** Begin Records for this exercise **

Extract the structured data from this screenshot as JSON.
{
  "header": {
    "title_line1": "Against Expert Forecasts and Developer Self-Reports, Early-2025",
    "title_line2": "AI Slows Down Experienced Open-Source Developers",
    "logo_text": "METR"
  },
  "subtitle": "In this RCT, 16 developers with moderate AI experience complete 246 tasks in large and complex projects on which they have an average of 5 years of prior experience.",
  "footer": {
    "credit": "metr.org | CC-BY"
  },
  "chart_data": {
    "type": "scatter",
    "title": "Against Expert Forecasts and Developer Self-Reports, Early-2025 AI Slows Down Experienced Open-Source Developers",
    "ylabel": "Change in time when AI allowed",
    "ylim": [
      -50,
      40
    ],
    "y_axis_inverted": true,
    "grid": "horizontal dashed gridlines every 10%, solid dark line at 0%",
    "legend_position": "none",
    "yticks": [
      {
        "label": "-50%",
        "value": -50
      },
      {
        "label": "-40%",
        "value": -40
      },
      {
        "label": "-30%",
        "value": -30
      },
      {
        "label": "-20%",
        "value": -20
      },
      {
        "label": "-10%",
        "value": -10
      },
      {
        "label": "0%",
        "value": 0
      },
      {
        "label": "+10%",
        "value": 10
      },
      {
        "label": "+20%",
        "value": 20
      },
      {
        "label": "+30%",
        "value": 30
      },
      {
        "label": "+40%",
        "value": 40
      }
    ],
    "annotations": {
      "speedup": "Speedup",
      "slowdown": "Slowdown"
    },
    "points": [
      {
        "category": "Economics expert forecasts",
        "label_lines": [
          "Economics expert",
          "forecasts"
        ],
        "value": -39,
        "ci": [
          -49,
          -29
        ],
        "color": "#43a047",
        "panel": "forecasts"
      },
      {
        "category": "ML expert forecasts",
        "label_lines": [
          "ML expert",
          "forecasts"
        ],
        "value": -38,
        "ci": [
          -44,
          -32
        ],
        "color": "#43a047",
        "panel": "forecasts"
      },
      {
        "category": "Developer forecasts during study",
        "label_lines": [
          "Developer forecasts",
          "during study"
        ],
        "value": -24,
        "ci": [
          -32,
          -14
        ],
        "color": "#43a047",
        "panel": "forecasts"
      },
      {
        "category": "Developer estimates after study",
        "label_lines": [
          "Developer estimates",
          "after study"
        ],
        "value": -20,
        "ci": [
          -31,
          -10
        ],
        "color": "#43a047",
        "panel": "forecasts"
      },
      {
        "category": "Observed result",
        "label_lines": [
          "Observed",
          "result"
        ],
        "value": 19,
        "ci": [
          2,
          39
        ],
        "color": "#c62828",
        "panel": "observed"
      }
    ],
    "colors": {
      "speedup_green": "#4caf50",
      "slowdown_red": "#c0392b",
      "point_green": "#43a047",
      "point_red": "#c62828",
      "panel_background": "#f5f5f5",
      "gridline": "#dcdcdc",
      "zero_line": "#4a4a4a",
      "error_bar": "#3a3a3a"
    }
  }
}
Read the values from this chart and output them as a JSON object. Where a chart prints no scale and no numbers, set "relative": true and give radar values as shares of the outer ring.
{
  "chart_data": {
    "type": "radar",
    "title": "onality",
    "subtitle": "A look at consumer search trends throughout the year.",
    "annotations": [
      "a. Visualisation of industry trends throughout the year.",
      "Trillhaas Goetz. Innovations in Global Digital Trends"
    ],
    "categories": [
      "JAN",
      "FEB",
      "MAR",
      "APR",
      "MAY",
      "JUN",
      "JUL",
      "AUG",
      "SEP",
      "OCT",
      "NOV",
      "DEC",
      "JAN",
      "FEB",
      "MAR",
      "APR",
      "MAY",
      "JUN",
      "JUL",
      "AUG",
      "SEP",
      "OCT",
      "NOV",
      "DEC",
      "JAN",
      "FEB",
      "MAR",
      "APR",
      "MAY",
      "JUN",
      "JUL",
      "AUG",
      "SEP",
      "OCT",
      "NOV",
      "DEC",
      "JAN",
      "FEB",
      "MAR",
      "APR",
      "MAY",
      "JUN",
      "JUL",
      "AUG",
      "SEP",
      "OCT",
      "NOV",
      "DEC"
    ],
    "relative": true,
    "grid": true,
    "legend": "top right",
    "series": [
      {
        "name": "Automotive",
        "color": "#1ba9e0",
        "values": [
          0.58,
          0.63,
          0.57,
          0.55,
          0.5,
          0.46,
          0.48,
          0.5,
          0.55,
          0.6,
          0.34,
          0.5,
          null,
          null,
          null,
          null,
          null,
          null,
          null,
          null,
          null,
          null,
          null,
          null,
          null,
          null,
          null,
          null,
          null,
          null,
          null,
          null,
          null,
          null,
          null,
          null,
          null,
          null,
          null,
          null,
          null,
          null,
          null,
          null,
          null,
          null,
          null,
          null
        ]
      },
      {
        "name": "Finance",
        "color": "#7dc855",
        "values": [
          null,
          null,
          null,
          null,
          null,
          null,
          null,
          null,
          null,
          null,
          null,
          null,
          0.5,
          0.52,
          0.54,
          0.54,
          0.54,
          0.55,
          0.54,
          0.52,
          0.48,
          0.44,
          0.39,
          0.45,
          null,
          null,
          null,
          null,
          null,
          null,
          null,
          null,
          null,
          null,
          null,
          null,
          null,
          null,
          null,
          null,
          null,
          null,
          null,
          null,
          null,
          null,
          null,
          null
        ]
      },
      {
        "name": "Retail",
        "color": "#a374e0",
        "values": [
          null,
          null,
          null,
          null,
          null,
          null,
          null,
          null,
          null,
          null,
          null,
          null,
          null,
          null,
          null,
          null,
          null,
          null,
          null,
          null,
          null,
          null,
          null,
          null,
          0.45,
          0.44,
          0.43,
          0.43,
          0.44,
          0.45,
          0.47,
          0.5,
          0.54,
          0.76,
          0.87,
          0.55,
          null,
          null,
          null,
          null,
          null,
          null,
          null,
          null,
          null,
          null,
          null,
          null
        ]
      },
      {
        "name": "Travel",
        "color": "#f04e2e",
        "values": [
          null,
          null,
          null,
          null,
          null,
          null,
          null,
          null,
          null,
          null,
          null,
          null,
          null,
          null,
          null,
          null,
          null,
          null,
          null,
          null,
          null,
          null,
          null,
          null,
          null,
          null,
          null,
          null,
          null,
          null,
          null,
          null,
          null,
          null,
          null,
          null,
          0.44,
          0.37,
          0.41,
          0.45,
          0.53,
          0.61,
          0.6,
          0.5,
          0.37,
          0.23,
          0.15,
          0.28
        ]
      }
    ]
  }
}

** End Records for this exercise **

## Work to complete
Look over the records above and copy each line that includes the string "throughout".

## Task answer
    "subtitle": "A look at consumer search trends throughout the year.",
      "a. Visualisation of industry trends throughout the year.",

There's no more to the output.